Task brief
Could you output every one of the lines below, word for word and unchanged?

Begin

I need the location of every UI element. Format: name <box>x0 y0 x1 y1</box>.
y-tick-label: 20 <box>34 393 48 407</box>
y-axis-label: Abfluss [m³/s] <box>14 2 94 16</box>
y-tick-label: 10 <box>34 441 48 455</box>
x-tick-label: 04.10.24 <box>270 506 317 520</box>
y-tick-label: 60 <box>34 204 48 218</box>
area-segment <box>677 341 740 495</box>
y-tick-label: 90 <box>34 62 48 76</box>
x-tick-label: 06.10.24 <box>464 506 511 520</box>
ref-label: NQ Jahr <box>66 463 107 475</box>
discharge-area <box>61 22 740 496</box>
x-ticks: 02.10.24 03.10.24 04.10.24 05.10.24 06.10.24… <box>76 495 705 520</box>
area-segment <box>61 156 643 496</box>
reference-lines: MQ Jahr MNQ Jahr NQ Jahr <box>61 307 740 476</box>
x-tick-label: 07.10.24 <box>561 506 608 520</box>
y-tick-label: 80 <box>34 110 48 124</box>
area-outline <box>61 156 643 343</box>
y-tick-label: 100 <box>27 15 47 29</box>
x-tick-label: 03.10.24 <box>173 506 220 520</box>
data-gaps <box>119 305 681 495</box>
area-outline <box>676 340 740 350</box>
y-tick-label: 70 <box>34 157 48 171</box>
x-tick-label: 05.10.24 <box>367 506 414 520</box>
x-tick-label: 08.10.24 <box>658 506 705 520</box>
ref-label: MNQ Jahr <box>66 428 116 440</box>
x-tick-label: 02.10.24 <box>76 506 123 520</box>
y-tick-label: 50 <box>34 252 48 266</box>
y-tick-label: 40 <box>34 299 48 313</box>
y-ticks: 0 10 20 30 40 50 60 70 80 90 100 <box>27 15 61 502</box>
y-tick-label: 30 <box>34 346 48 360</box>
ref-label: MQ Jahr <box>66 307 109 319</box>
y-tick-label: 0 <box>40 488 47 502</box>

End

Full solution
I need the location of every UI element. Format: name <box>x0 y0 x1 y1</box>.
y-tick-label: 20 <box>34 393 48 407</box>
y-axis-label: Abfluss [m³/s] <box>14 2 94 16</box>
y-tick-label: 10 <box>34 441 48 455</box>
x-tick-label: 04.10.24 <box>270 506 317 520</box>
y-tick-label: 60 <box>34 204 48 218</box>
area-segment <box>677 341 740 495</box>
y-tick-label: 90 <box>34 62 48 76</box>
x-tick-label: 06.10.24 <box>464 506 511 520</box>
ref-label: NQ Jahr <box>66 463 107 475</box>
discharge-area <box>61 22 740 496</box>
x-ticks: 02.10.24 03.10.24 04.10.24 05.10.24 06.10.24… <box>76 495 705 520</box>
area-segment <box>61 156 643 496</box>
reference-lines: MQ Jahr MNQ Jahr NQ Jahr <box>61 307 740 476</box>
x-tick-label: 07.10.24 <box>561 506 608 520</box>
y-tick-label: 80 <box>34 110 48 124</box>
area-outline <box>61 156 643 343</box>
y-tick-label: 100 <box>27 15 47 29</box>
x-tick-label: 03.10.24 <box>173 506 220 520</box>
data-gaps <box>119 305 681 495</box>
area-outline <box>676 340 740 350</box>
y-tick-label: 70 <box>34 157 48 171</box>
x-tick-label: 05.10.24 <box>367 506 414 520</box>
x-tick-label: 08.10.24 <box>658 506 705 520</box>
ref-label: MNQ Jahr <box>66 428 116 440</box>
x-tick-label: 02.10.24 <box>76 506 123 520</box>
y-tick-label: 50 <box>34 252 48 266</box>
y-tick-label: 40 <box>34 299 48 313</box>
y-ticks: 0 10 20 30 40 50 60 70 80 90 100 <box>27 15 61 502</box>
y-tick-label: 30 <box>34 346 48 360</box>
ref-label: MQ Jahr <box>66 307 109 319</box>
y-tick-label: 0 <box>40 488 47 502</box>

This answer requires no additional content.